Do this
Will you output the entries below exactly, skipping every image they contain?

Source data
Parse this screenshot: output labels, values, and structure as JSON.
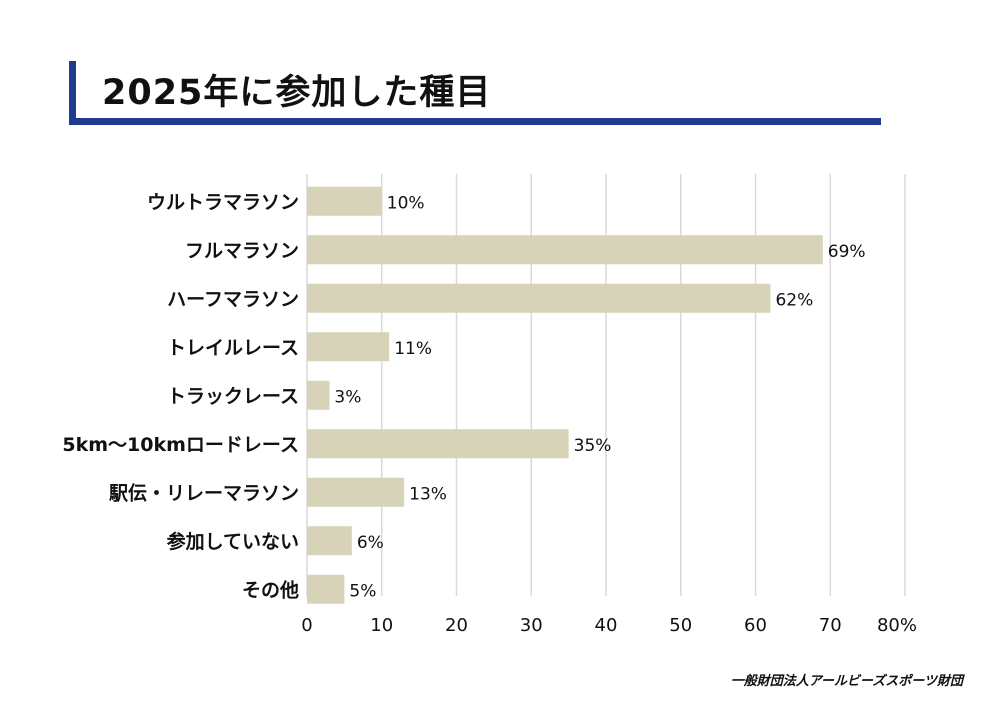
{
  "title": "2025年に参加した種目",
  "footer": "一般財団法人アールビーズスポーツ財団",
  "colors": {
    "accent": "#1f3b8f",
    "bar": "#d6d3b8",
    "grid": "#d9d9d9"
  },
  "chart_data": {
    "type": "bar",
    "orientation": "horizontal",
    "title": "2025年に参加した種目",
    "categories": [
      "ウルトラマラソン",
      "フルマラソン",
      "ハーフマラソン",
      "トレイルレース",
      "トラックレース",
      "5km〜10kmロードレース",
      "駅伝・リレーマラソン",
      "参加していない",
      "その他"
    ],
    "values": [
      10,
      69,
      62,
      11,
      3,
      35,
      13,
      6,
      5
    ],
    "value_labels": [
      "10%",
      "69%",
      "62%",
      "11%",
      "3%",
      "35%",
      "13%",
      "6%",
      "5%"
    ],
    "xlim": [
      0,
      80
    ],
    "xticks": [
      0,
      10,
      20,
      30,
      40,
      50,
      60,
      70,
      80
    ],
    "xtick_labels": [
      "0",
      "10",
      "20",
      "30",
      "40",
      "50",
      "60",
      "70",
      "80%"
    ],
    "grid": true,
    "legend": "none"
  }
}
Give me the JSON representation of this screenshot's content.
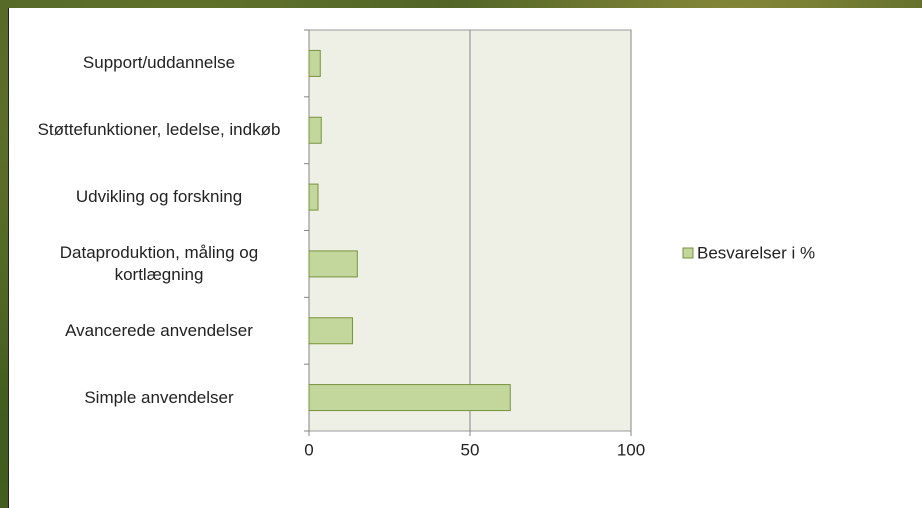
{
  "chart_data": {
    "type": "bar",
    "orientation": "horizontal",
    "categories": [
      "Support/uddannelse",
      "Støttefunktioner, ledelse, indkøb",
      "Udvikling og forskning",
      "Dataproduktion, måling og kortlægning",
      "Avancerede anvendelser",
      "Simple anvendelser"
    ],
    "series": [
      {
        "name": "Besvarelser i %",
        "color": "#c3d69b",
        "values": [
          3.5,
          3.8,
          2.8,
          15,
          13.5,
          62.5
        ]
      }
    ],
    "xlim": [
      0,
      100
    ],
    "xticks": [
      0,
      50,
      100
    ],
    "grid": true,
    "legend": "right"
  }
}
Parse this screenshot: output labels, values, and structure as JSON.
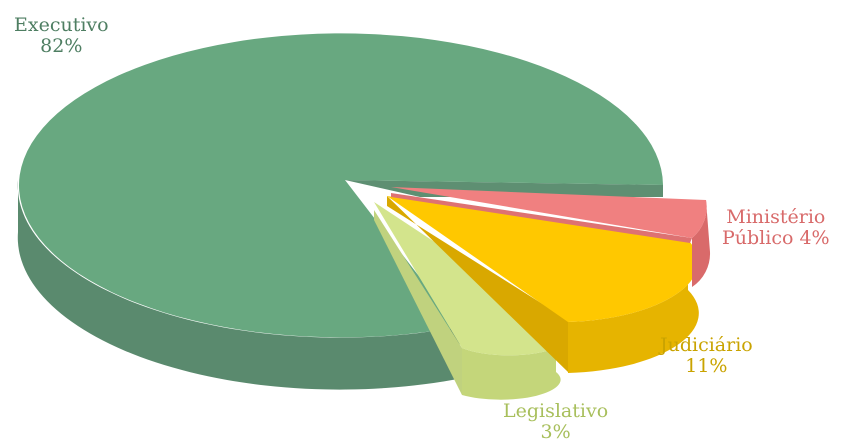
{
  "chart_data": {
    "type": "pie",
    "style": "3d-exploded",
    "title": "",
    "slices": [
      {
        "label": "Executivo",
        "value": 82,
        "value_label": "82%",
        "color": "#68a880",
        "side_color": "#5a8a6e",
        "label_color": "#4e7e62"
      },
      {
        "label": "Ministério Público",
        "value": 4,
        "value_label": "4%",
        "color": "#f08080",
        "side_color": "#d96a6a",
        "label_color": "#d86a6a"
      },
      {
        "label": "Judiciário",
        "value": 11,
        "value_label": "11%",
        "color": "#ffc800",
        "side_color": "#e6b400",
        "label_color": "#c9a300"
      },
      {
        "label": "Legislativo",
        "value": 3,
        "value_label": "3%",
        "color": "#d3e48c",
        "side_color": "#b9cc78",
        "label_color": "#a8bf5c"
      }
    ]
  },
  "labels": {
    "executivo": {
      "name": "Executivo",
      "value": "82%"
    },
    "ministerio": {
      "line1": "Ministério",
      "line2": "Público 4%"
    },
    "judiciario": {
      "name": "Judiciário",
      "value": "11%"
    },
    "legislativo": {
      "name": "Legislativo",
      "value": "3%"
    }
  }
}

Solution to this problem
Parse this screenshot: output labels, values, and structure as JSON.
{
  "title": "2025年に参加した種目",
  "footer": "一般財団法人アールビーズスポーツ財団",
  "colors": {
    "accent": "#1f3b8f",
    "bar": "#d6d3b8",
    "grid": "#d9d9d9"
  },
  "chart_data": {
    "type": "bar",
    "orientation": "horizontal",
    "title": "2025年に参加した種目",
    "categories": [
      "ウルトラマラソン",
      "フルマラソン",
      "ハーフマラソン",
      "トレイルレース",
      "トラックレース",
      "5km〜10kmロードレース",
      "駅伝・リレーマラソン",
      "参加していない",
      "その他"
    ],
    "values": [
      10,
      69,
      62,
      11,
      3,
      35,
      13,
      6,
      5
    ],
    "value_labels": [
      "10%",
      "69%",
      "62%",
      "11%",
      "3%",
      "35%",
      "13%",
      "6%",
      "5%"
    ],
    "xlim": [
      0,
      80
    ],
    "xticks": [
      0,
      10,
      20,
      30,
      40,
      50,
      60,
      70,
      80
    ],
    "xtick_labels": [
      "0",
      "10",
      "20",
      "30",
      "40",
      "50",
      "60",
      "70",
      "80%"
    ],
    "grid": true,
    "legend": "none"
  }
}
Give me the JSON representation of this screenshot's content.
{
  "chart_data": {
    "type": "bar",
    "orientation": "horizontal",
    "categories": [
      "Support/uddannelse",
      "Støttefunktioner, ledelse, indkøb",
      "Udvikling og forskning",
      "Dataproduktion, måling og kortlægning",
      "Avancerede anvendelser",
      "Simple anvendelser"
    ],
    "series": [
      {
        "name": "Besvarelser i %",
        "color": "#c3d69b",
        "values": [
          3.5,
          3.8,
          2.8,
          15,
          13.5,
          62.5
        ]
      }
    ],
    "xlim": [
      0,
      100
    ],
    "xticks": [
      0,
      50,
      100
    ],
    "grid": true,
    "legend": "right"
  }
}
Parse this screenshot: output labels, values, and structure as JSON.
{
  "chart_data": {
    "type": "pie",
    "style": "3d-exploded",
    "title": "",
    "slices": [
      {
        "label": "Executivo",
        "value": 82,
        "value_label": "82%",
        "color": "#68a880",
        "side_color": "#5a8a6e",
        "label_color": "#4e7e62"
      },
      {
        "label": "Ministério Público",
        "value": 4,
        "value_label": "4%",
        "color": "#f08080",
        "side_color": "#d96a6a",
        "label_color": "#d86a6a"
      },
      {
        "label": "Judiciário",
        "value": 11,
        "value_label": "11%",
        "color": "#ffc800",
        "side_color": "#e6b400",
        "label_color": "#c9a300"
      },
      {
        "label": "Legislativo",
        "value": 3,
        "value_label": "3%",
        "color": "#d3e48c",
        "side_color": "#b9cc78",
        "label_color": "#a8bf5c"
      }
    ]
  },
  "labels": {
    "executivo": {
      "name": "Executivo",
      "value": "82%"
    },
    "ministerio": {
      "line1": "Ministério",
      "line2": "Público 4%"
    },
    "judiciario": {
      "name": "Judiciário",
      "value": "11%"
    },
    "legislativo": {
      "name": "Legislativo",
      "value": "3%"
    }
  }
}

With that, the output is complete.